YOUR TASK >>
Go through the entries below and collect each line with the string "jejich" in it.

───── TASK INPUT

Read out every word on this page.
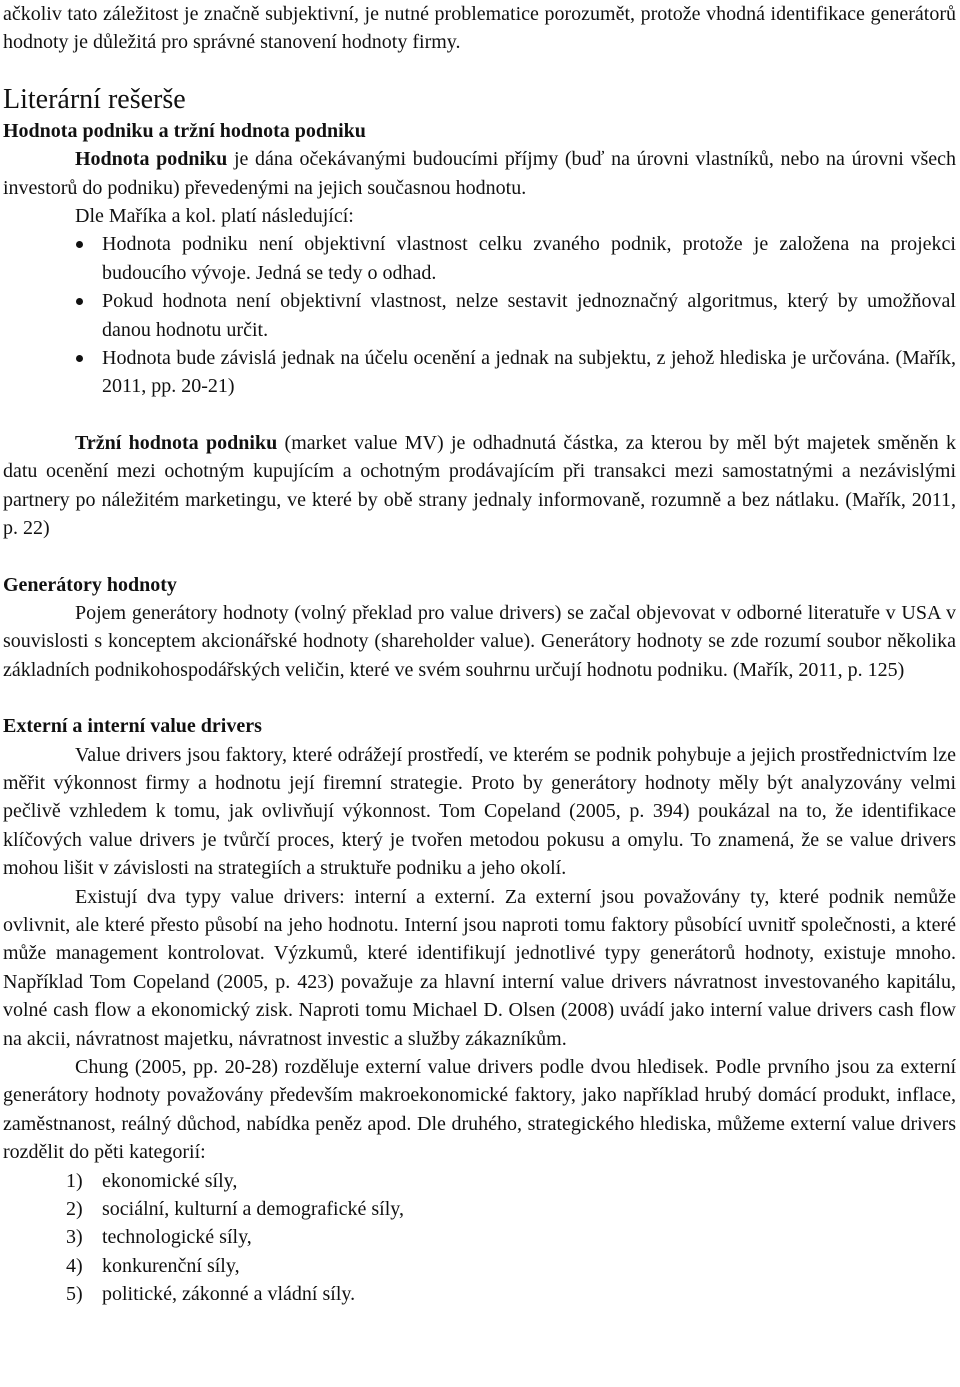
ačkoliv tato záležitost je značně subjektivní, je nutné problematice porozumět, protože vhodná identifikace generátorů hodnoty je důležitá pro správné stanovení hodnoty firmy.

Literární rešerše
Hodnota podniku a tržní hodnota podniku

Hodnota podniku je dána očekávanými budoucími příjmy (buď na úrovni vlastníků, nebo na úrovni všech investorů do podniku) převedenými na jejich současnou hodnotu.

Dle Maříka a kol. platí následující:

Hodnota podniku není objektivní vlastnost celku zvaného podnik, protože je založena na projekci budoucího vývoje. Jedná se tedy o odhad.
Pokud hodnota není objektivní vlastnost, nelze sestavit jednoznačný algoritmus, který by umožňoval danou hodnotu určit.
Hodnota bude závislá jednak na účelu ocenění a jednak na subjektu, z jehož hlediska je určována. (Mařík, 2011, pp. 20-21)

Tržní hodnota podniku (market value MV) je odhadnutá částka, za kterou by měl být majetek směněn k datu ocenění mezi ochotným kupujícím a ochotným prodávajícím při transakci mezi samostatnými a nezávislými partnery po náležitém marketingu, ve které by obě strany jednaly informovaně, rozumně a bez nátlaku. (Mařík, 2011, p. 22)

Generátory hodnoty

Pojem generátory hodnoty (volný překlad pro value drivers) se začal objevovat v odborné literatuře v USA v souvislosti s konceptem akcionářské hodnoty (shareholder value). Generátory hodnoty se zde rozumí soubor několika základních podnikohospodářských veličin, které ve svém souhrnu určují hodnotu podniku. (Mařík, 2011, p. 125)

Externí a interní value drivers

Value drivers jsou faktory, které odrážejí prostředí, ve kterém se podnik pohybuje a jejich prostřednictvím lze měřit výkonnost firmy a hodnotu její firemní strategie. Proto by generátory hodnoty měly být analyzovány velmi pečlivě vzhledem k tomu, jak ovlivňují výkonnost. Tom Copeland (2005, p. 394) poukázal na to, že identifikace klíčových value drivers je tvůrčí proces, který je tvořen metodou pokusu a omylu. To znamená, že se value drivers mohou lišit v závislosti na strategiích a struktuře podniku a jeho okolí.

Existují dva typy value drivers: interní a externí. Za externí jsou považovány ty, které podnik nemůže ovlivnit, ale které přesto působí na jeho hodnotu. Interní jsou naproti tomu faktory působící uvnitř společnosti, a které může management kontrolovat. Výzkumů, které identifikují jednotlivé typy generátorů hodnoty, existuje mnoho. Například Tom Copeland (2005, p. 423) považuje za hlavní interní value drivers návratnost investovaného kapitálu, volné cash flow a ekonomický zisk. Naproti tomu Michael D. Olsen (2008) uvádí jako interní value drivers cash flow na akcii, návratnost majetku, návratnost investic a služby zákazníkům.

Chung (2005, pp. 20-28) rozděluje externí value drivers podle dvou hledisek. Podle prvního jsou za externí generátory hodnoty považovány především makroekonomické faktory, jako například hrubý domácí produkt, inflace, zaměstnanost, reálný důchod, nabídka peněz apod. Dle druhého, strategického hlediska, můžeme externí value drivers rozdělit do pěti kategorií:

1) ekonomické síly,
2) sociální, kulturní a demografické síly,
3) technologické síly,
4) konkurenční síly,
5) politické, zákonné a vládní síly.
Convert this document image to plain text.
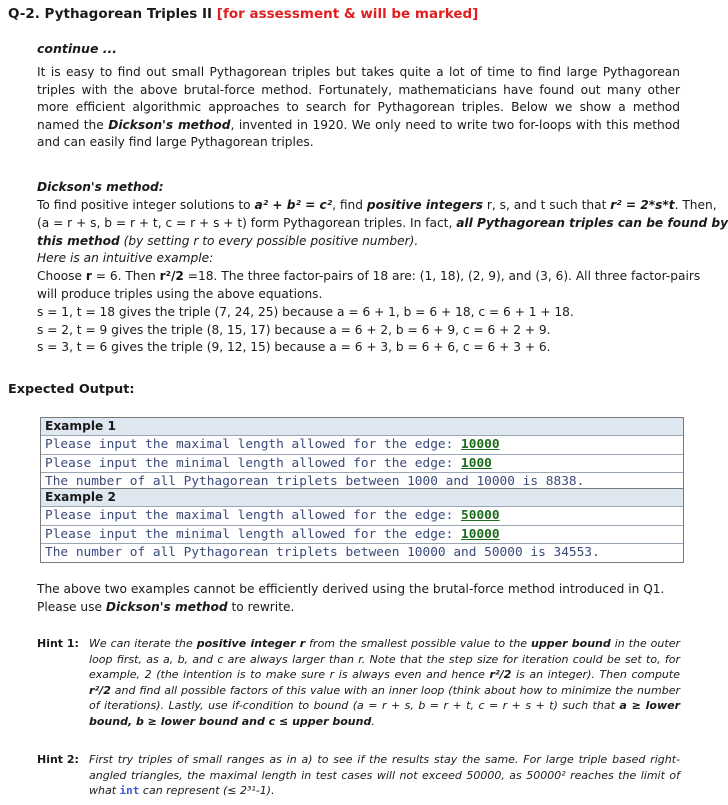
Q-2. Pythagorean Triples II [for assessment & will be marked]
continue ...
It is easy to find out small Pythagorean triples but takes quite a lot of time to find large Pythagorean triples with the above brutal-force method. Fortunately, mathematicians have found out many other more efficient algorithmic approaches to search for Pythagorean triples. Below we show a method named the Dickson's method, invented in 1920. We only need to write two for-loops with this method and can easily find large Pythagorean triples.
Dickson's method:
To find positive integer solutions to a² + b² = c², find positive integers r, s, and t such that r² = 2*s*t. Then,
(a = r + s, b = r + t, c = r + s + t) form Pythagorean triples. In fact, all Pythagorean triples can be found by
this method (by setting r to every possible positive number).
Here is an intuitive example:
Choose r = 6. Then r²/2 =18. The three factor-pairs of 18 are: (1, 18), (2, 9), and (3, 6). All three factor-pairs
will produce triples using the above equations.
s = 1, t = 18 gives the triple (7, 24, 25) because a = 6 + 1, b = 6 + 18, c = 6 + 1 + 18.
s = 2, t = 9 gives the triple (8, 15, 17) because a = 6 + 2, b = 6 + 9, c = 6 + 2 + 9.
s = 3, t = 6 gives the triple (9, 12, 15) because a = 6 + 3, b = 6 + 6, c = 6 + 3 + 6.
Expected Output:
Example 1
Please input the maximal length allowed for the edge: 10000
Please input the minimal length allowed for the edge: 1000
The number of all Pythagorean triplets between 1000 and 10000 is 8838.
Example 2
Please input the maximal length allowed for the edge: 50000
Please input the minimal length allowed for the edge: 10000
The number of all Pythagorean triplets between 10000 and 50000 is 34553.
The above two examples cannot be efficiently derived using the brutal-force method introduced in Q1.
Please use Dickson's method to rewrite.
Hint 1: We can iterate the positive integer r from the smallest possible value to the upper bound in the outer loop first, as a, b, and c are always larger than r. Note that the step size for iteration could be set to, for example, 2 (the intention is to make sure r is always even and hence r²/2 is an integer). Then compute r²/2 and find all possible factors of this value with an inner loop (think about how to minimize the number of iterations). Lastly, use if-condition to bound (a = r + s, b = r + t, c = r + s + t) such that a ≥ lower bound, b ≥ lower bound and c ≤ upper bound.
Hint 2: First try triples of small ranges as in a) to see if the results stay the same. For large triple based right-angled triangles, the maximal length in test cases will not exceed 50000, as 50000² reaches the limit of what int can represent (≤ 2³¹-1).
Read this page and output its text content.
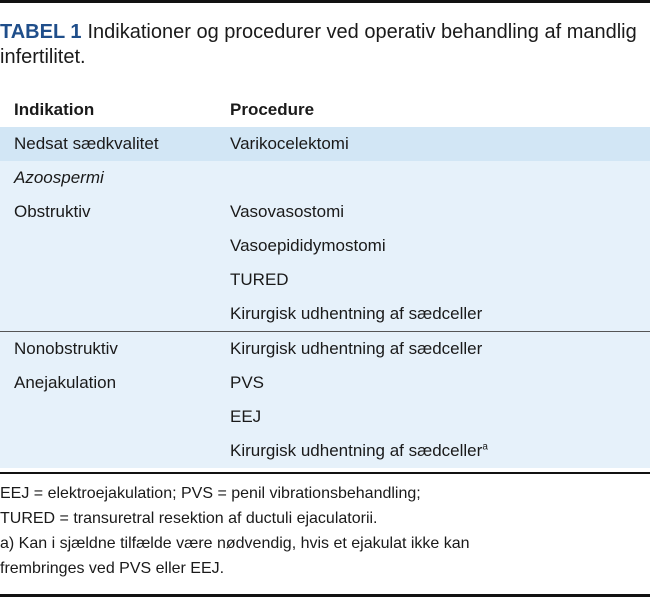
TABEL 1 Indikationer og procedurer ved operativ behandling af mandlig infertilitet.
Indikation	Procedure
Nedsat sædkvalitet	Varikocelektomi
Azoospermi	
Obstruktiv	Vasovasostomi
	Vasoepididymostomi
	TURED
	Kirurgisk udhentning af sædceller
Nonobstruktiv	Kirurgisk udhentning af sædceller
Anejakulation	PVS
	EEJ
	Kirurgisk udhentning af sædceller$^a$
EEJ = elektroejakulation; PVS = penil vibrationsbehandling;
TURED = transuretral resektion af ductuli ejaculatorii.
a) Kan i sjældne tilfælde være nødvendig, hvis et ejakulat ikke kan
frembringes ved PVS eller EEJ.
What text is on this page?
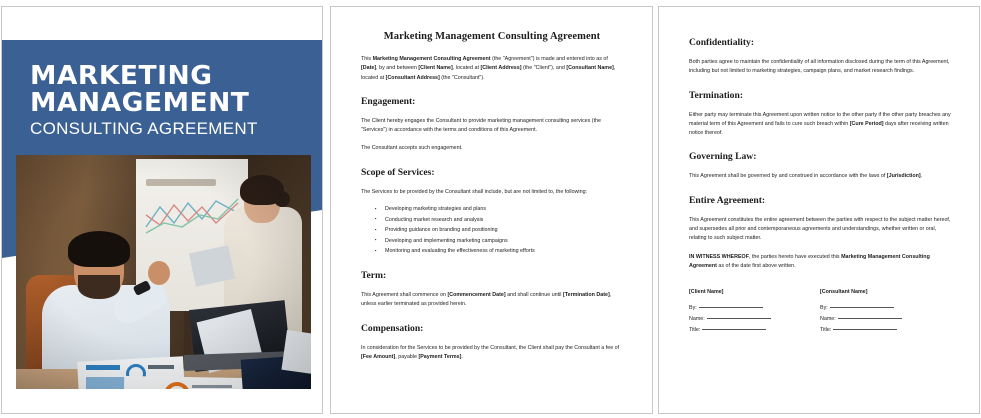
MARKETING
MANAGEMENT
CONSULTING AGREEMENT
Marketing Management Consulting Agreement

This Marketing Management Consulting Agreement (the "Agreement") is made and entered into as of [Date], by and between [Client Name], located at [Client Address] (the "Client"), and [Consultant Name], located at [Consultant Address] (the "Consultant").

Engagement:

The Client hereby engages the Consultant to provide marketing management consulting services (the "Services") in accordance with the terms and conditions of this Agreement.

The Consultant accepts such engagement.

Scope of Services:

The Services to be provided by the Consultant shall include, but are not limited to, the following:

▪ Developing marketing strategies and plans
▪ Conducting market research and analysis
▪ Providing guidance on branding and positioning
▪ Developing and implementing marketing campaigns
▪ Monitoring and evaluating the effectiveness of marketing efforts
Term:

This Agreement shall commence on [Commencement Date] and shall continue until [Termination Date], unless earlier terminated as provided herein.

Compensation:

In consideration for the Services to be provided by the Consultant, the Client shall pay the Consultant a fee of [Fee Amount], payable [Payment Terms].

Confidentiality:

Both parties agree to maintain the confidentiality of all information disclosed during the term of this Agreement, including but not limited to marketing strategies, campaign plans, and market research findings.

Termination:

Either party may terminate this Agreement upon written notice to the other party if the other party breaches any material term of this Agreement and fails to cure such breach within [Cure Period] days after receiving written notice thereof.

Governing Law:

This Agreement shall be governed by and construed in accordance with the laws of [Jurisdiction].

Entire Agreement:

This Agreement constitutes the entire agreement between the parties with respect to the subject matter hereof, and supersedes all prior and contemporaneous agreements and understandings, whether written or oral, relating to such subject matter.

IN WITNESS WHEREOF, the parties hereto have executed this Marketing Management Consulting Agreement as of the date first above written.

[Client Name]
By:
Name:
Title:
[Consultant Name]
By:
Name:
Title:
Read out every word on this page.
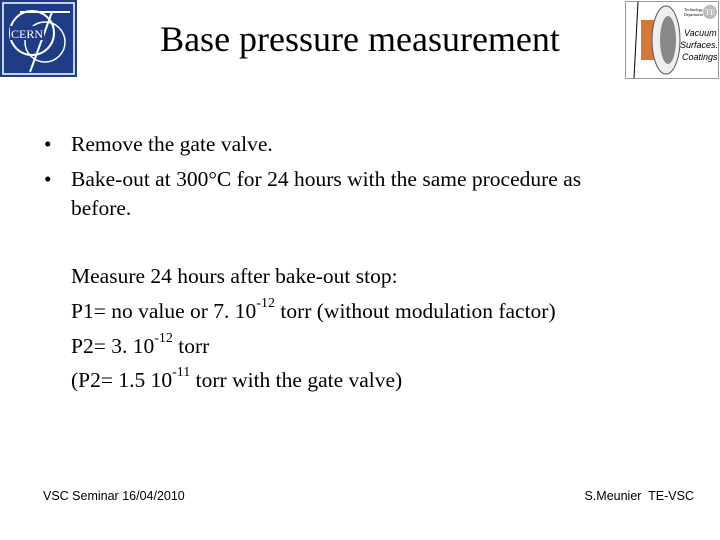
CERN
TE
Technology
Department
Vacuum
Surfaces.
Coatings
Base pressure measurement
• Remove the gate valve.
• Bake-out at 300°C for 24 hours with the same procedure as
before.
Measure 24 hours after bake-out stop:
P1= no value or 7. $10^{-12}$ torr (without modulation factor)
P2= 3. $10^{-12}$ torr
(P2= 1.5 $10^{-11}$ torr with the gate valve)
VSC Seminar 16/04/2010	S.Meunier  TE-VSC
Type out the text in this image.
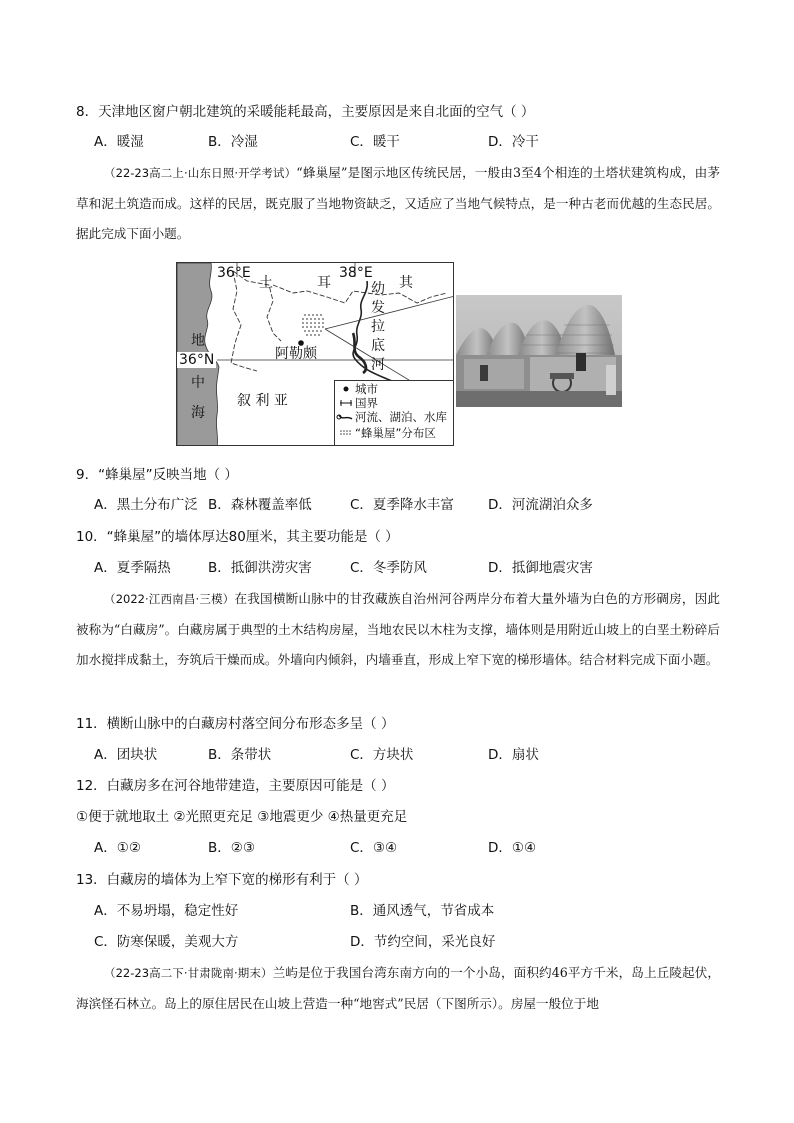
8．天津地区窗户朝北建筑的采暖能耗最高，主要原因是来自北面的空气（ ）
A．暖湿	B．冷湿	C．暖干	D．冷干
（22-23高二上·山东日照·开学考试）“蜂巢屋”是图示地区传统民居，一般由3至4个相连的土塔状建筑构成，由茅草和泥土筑造而成。这样的民居，既克服了当地物资缺乏，又适应了当地气候特点，是一种古老而优越的生态民居。据此完成下面小题。
36°E	38°E
36°N
土	耳	其
幼
发
拉
底
河
地
中
海
叙 利 亚
阿勒颇
城市
国界
河流、湖泊、水库
“蜂巢屋”分布区
9．“蜂巢屋”反映当地（ ）
A．黑土分布广泛 B．森林覆盖率低	C．夏季降水丰富	D．河流湖泊众多
10．“蜂巢屋”的墙体厚达80厘米，其主要功能是（ ）
A．夏季隔热	B．抵御洪涝灾害	C．冬季防风	D．抵御地震灾害
（2022·江西南昌·三模）在我国横断山脉中的甘孜藏族自治州河谷两岸分布着大量外墙为白色的方形碉房，因此被称为“白藏房”。白藏房属于典型的土木结构房屋，当地农民以木柱为支撑，墙体则是用附近山坡上的白垩土粉碎后加水搅拌成黏土，夯筑后干燥而成。外墙向内倾斜，内墙垂直，形成上窄下宽的梯形墙体。结合材料完成下面小题。
11．横断山脉中的白藏房村落空间分布形态多呈（ ）
A．团块状	B．条带状	C．方块状	D．扇状
12．白藏房多在河谷地带建造，主要原因可能是（ ）
①便于就地取土 ②光照更充足 ③地震更少 ④热量更充足
A．①②	B．②③	C．③④	D．①④
13．白藏房的墙体为上窄下宽的梯形有利于（ ）
A．不易坍塌，稳定性好	B．通风透气，节省成本
C．防寒保暖，美观大方	D．节约空间，采光良好
（22-23高二下·甘肃陇南·期末）兰屿是位于我国台湾东南方向的一个小岛，面积约46平方千米，岛上丘陵起伏，海滨怪石林立。岛上的原住居民在山坡上营造一种“地窖式”民居（下图所示）。房屋一般位于地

──────────

TASK OUTPUT >>
Hodnota podniku je dána očekávanými budoucími příjmy (buď na úrovni vlastníků, nebo na úrovni všech investorů do podniku) převedenými na jejich současnou hodnotu.
Value drivers jsou faktory, které odrážejí prostředí, ve kterém se podnik pohybuje a jejich prostřednictvím lze měřit výkonnost firmy a hodnotu její firemní strategie. Proto by generátory hodnoty měly být analyzovány velmi pečlivě vzhledem k tomu, jak ovlivňují výkonnost. Tom Copeland (2005, p. 394) poukázal na to, že identifikace klíčových value drivers je tvůrčí proces, který je tvořen metodou pokusu a omylu. To znamená, že se value drivers mohou lišit v závislosti na strategiích a struktuře podniku a jeho okolí.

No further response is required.